= The problem =
Output the full listing word for word.

++++ Supplied records ++++

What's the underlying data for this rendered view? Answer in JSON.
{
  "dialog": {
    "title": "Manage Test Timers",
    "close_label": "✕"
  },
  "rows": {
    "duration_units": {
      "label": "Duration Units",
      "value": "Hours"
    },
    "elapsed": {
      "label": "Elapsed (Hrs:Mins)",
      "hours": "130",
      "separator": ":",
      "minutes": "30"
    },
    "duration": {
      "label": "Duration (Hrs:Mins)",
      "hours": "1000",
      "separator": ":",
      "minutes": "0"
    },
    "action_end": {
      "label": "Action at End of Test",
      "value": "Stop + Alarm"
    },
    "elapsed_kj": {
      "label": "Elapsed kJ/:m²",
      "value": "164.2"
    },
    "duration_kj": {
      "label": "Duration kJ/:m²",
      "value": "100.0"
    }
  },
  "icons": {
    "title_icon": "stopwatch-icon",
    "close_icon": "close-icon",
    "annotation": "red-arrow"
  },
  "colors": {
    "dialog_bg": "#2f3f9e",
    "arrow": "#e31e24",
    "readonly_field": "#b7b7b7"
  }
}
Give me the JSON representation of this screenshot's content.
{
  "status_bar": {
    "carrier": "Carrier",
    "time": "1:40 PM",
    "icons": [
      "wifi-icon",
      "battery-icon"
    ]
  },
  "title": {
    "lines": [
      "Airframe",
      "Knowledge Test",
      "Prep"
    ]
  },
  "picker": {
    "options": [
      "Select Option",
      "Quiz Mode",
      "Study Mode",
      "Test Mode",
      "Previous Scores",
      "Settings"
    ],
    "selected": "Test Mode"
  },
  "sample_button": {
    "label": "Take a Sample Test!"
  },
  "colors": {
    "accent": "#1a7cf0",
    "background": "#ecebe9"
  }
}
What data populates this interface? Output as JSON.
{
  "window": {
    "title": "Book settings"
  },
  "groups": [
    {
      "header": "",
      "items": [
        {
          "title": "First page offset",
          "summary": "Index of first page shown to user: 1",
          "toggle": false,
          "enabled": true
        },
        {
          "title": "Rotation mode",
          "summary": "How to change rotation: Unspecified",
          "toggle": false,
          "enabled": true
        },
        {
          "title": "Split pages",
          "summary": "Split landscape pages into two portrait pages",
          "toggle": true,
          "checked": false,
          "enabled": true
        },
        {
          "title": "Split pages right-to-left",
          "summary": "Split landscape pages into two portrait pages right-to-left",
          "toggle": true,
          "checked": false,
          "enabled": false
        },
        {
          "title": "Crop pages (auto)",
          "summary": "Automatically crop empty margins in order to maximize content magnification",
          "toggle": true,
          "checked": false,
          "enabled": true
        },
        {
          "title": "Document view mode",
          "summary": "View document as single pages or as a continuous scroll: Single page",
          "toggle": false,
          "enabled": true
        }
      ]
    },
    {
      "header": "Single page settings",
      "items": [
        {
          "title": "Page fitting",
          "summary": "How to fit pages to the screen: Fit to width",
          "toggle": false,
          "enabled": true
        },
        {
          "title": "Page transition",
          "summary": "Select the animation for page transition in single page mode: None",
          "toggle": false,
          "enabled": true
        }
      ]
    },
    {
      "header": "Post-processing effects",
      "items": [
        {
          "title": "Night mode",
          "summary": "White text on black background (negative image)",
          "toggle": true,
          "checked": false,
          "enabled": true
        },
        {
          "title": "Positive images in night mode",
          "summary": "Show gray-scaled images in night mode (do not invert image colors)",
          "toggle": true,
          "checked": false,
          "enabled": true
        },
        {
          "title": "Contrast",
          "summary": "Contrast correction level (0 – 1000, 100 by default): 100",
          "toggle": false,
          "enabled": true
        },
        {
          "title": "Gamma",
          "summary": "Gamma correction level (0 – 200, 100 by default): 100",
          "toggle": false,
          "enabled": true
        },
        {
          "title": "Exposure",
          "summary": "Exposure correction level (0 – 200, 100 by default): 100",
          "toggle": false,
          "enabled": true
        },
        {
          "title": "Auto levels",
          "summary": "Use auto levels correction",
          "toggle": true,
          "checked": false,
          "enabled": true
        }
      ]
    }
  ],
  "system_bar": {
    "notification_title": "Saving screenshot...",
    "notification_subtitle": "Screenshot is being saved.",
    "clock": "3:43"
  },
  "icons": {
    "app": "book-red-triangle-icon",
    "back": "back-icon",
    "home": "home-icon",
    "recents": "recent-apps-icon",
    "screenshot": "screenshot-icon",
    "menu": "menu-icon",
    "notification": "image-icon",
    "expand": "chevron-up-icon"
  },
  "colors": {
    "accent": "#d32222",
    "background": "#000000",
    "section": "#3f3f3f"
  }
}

++++

= Output for this exercise =
What's the underlying data for this rendered view? Answer in JSON.
{
  "dialog": {
    "title": "Manage Test Timers",
    "close_label": "✕"
  },
  "rows": {
    "duration_units": {
      "label": "Duration Units",
      "value": "Hours"
    },
    "elapsed": {
      "label": "Elapsed (Hrs:Mins)",
      "hours": "130",
      "separator": ":",
      "minutes": "30"
    },
    "duration": {
      "label": "Duration (Hrs:Mins)",
      "hours": "1000",
      "separator": ":",
      "minutes": "0"
    },
    "action_end": {
      "label": "Action at End of Test",
      "value": "Stop + Alarm"
    },
    "elapsed_kj": {
      "label": "Elapsed kJ/:m²",
      "value": "164.2"
    },
    "duration_kj": {
      "label": "Duration kJ/:m²",
      "value": "100.0"
    }
  },
  "icons": {
    "title_icon": "stopwatch-icon",
    "close_icon": "close-icon",
    "annotation": "red-arrow"
  },
  "colors": {
    "dialog_bg": "#2f3f9e",
    "arrow": "#e31e24",
    "readonly_field": "#b7b7b7"
  }
}
Give me the JSON representation of this screenshot's content.
{
  "status_bar": {
    "carrier": "Carrier",
    "time": "1:40 PM",
    "icons": [
      "wifi-icon",
      "battery-icon"
    ]
  },
  "title": {
    "lines": [
      "Airframe",
      "Knowledge Test",
      "Prep"
    ]
  },
  "picker": {
    "options": [
      "Select Option",
      "Quiz Mode",
      "Study Mode",
      "Test Mode",
      "Previous Scores",
      "Settings"
    ],
    "selected": "Test Mode"
  },
  "sample_button": {
    "label": "Take a Sample Test!"
  },
  "colors": {
    "accent": "#1a7cf0",
    "background": "#ecebe9"
  }
}
What data populates this interface? Output as JSON.
{
  "window": {
    "title": "Book settings"
  },
  "groups": [
    {
      "header": "",
      "items": [
        {
          "title": "First page offset",
          "summary": "Index of first page shown to user: 1",
          "toggle": false,
          "enabled": true
        },
        {
          "title": "Rotation mode",
          "summary": "How to change rotation: Unspecified",
          "toggle": false,
          "enabled": true
        },
        {
          "title": "Split pages",
          "summary": "Split landscape pages into two portrait pages",
          "toggle": true,
          "checked": false,
          "enabled": true
        },
        {
          "title": "Split pages right-to-left",
          "summary": "Split landscape pages into two portrait pages right-to-left",
          "toggle": true,
          "checked": false,
          "enabled": false
        },
        {
          "title": "Crop pages (auto)",
          "summary": "Automatically crop empty margins in order to maximize content magnification",
          "toggle": true,
          "checked": false,
          "enabled": true
        },
        {
          "title": "Document view mode",
          "summary": "View document as single pages or as a continuous scroll: Single page",
          "toggle": false,
          "enabled": true
        }
      ]
    },
    {
      "header": "Single page settings",
      "items": [
        {
          "title": "Page fitting",
          "summary": "How to fit pages to the screen: Fit to width",
          "toggle": false,
          "enabled": true
        },
        {
          "title": "Page transition",
          "summary": "Select the animation for page transition in single page mode: None",
          "toggle": false,
          "enabled": true
        }
      ]
    },
    {
      "header": "Post-processing effects",
      "items": [
        {
          "title": "Night mode",
          "summary": "White text on black background (negative image)",
          "toggle": true,
          "checked": false,
          "enabled": true
        },
        {
          "title": "Positive images in night mode",
          "summary": "Show gray-scaled images in night mode (do not invert image colors)",
          "toggle": true,
          "checked": false,
          "enabled": true
        },
        {
          "title": "Contrast",
          "summary": "Contrast correction level (0 – 1000, 100 by default): 100",
          "toggle": false,
          "enabled": true
        },
        {
          "title": "Gamma",
          "summary": "Gamma correction level (0 – 200, 100 by default): 100",
          "toggle": false,
          "enabled": true
        },
        {
          "title": "Exposure",
          "summary": "Exposure correction level (0 – 200, 100 by default): 100",
          "toggle": false,
          "enabled": true
        },
        {
          "title": "Auto levels",
          "summary": "Use auto levels correction",
          "toggle": true,
          "checked": false,
          "enabled": true
        }
      ]
    }
  ],
  "system_bar": {
    "notification_title": "Saving screenshot...",
    "notification_subtitle": "Screenshot is being saved.",
    "clock": "3:43"
  },
  "icons": {
    "app": "book-red-triangle-icon",
    "back": "back-icon",
    "home": "home-icon",
    "recents": "recent-apps-icon",
    "screenshot": "screenshot-icon",
    "menu": "menu-icon",
    "notification": "image-icon",
    "expand": "chevron-up-icon"
  },
  "colors": {
    "accent": "#d32222",
    "background": "#000000",
    "section": "#3f3f3f"
  }
}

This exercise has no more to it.